- **Problem requirements**
Using the material below, copy every line where "Dogs" appears.

- **Exercise input**
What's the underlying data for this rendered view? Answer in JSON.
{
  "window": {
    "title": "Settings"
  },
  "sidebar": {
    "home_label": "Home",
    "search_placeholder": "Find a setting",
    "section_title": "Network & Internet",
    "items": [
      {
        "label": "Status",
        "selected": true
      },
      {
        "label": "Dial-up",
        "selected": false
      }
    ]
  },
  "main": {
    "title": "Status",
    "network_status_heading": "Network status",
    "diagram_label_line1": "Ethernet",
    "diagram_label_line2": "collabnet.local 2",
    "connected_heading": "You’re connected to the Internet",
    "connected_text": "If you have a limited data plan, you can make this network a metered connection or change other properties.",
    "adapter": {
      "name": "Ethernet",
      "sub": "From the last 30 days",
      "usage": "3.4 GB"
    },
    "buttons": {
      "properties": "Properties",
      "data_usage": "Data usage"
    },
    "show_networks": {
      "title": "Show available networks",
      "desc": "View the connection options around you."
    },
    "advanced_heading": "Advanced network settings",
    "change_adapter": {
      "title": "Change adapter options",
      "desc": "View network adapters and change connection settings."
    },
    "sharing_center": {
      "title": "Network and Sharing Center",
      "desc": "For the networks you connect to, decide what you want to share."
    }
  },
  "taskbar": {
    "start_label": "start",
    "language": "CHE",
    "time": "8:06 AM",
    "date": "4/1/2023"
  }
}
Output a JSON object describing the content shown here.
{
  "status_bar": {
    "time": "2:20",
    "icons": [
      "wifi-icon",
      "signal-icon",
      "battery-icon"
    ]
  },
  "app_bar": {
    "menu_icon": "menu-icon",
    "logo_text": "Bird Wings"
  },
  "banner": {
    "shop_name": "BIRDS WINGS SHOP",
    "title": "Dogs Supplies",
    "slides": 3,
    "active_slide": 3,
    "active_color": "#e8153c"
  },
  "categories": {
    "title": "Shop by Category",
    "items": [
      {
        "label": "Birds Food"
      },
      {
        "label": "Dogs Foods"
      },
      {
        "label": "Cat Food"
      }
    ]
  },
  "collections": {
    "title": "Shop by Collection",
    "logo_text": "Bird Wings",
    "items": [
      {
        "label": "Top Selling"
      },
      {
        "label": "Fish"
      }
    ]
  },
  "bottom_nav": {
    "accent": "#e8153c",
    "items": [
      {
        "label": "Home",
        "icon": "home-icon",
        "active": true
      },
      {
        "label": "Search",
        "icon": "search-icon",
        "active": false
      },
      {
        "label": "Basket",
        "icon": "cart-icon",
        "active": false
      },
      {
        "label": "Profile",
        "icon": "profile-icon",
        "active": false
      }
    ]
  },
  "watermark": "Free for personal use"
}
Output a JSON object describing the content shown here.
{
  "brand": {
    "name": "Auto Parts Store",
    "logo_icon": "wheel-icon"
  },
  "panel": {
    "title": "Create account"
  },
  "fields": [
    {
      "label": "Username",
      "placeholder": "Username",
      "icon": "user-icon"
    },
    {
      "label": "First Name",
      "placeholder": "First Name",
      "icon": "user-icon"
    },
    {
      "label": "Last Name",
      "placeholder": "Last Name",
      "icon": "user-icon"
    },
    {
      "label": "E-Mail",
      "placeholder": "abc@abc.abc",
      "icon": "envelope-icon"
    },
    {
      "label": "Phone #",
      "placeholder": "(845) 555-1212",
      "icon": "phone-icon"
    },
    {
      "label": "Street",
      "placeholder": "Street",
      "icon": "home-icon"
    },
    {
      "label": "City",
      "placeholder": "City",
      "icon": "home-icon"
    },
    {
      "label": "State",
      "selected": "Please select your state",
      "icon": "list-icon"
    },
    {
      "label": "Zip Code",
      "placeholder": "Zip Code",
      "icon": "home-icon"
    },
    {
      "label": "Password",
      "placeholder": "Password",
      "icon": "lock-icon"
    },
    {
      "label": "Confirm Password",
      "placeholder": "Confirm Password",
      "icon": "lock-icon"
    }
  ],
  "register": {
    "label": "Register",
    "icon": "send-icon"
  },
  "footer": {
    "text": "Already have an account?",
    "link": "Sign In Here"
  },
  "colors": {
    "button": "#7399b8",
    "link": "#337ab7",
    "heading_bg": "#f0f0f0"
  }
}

...

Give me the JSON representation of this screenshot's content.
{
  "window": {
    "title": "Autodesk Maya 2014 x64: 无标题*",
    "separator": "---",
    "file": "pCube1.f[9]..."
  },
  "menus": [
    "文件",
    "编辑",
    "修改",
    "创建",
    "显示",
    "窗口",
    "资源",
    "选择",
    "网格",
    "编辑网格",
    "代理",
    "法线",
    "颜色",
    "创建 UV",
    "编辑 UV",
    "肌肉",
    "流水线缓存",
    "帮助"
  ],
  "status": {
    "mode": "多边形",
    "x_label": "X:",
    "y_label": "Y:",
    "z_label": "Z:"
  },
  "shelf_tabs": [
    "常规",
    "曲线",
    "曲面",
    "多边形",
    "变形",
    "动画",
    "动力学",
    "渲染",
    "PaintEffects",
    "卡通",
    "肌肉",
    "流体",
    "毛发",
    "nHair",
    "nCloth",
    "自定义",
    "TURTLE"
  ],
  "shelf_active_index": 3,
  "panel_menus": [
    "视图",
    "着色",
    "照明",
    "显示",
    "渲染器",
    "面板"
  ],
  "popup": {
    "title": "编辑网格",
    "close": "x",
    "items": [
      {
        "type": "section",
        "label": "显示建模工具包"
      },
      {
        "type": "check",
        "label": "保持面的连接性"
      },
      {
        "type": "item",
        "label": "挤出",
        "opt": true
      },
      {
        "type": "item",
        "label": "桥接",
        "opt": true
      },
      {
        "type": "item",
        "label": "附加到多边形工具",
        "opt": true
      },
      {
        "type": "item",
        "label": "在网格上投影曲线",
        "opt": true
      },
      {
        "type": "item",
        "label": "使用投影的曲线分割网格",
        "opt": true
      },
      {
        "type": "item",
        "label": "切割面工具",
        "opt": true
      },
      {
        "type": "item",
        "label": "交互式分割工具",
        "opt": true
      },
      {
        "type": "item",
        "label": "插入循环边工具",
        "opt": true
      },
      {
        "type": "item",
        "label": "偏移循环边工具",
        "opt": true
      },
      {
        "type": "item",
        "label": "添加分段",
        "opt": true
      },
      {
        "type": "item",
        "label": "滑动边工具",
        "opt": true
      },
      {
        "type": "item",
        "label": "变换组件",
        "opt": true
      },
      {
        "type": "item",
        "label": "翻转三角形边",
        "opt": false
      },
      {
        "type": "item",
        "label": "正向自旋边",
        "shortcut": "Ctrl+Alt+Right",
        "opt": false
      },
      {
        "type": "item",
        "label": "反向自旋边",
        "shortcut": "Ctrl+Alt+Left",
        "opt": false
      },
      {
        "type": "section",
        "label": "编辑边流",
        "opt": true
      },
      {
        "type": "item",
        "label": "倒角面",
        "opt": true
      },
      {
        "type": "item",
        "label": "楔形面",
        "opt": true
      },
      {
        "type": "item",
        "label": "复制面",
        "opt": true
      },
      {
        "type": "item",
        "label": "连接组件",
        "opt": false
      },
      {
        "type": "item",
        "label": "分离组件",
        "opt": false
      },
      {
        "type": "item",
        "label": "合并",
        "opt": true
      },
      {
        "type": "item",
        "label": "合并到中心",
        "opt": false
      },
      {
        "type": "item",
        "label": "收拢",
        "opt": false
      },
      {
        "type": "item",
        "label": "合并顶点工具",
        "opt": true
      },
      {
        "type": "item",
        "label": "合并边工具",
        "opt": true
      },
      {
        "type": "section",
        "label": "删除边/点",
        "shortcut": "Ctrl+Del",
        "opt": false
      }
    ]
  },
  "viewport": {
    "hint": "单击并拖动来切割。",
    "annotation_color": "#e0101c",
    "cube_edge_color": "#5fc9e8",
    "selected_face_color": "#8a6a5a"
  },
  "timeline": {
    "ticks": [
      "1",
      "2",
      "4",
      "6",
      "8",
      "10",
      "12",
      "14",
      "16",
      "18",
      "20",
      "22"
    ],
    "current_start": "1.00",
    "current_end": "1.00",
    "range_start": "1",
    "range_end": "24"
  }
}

- **Written response**
    "title": "Dogs Supplies",
        "label": "Dogs Foods"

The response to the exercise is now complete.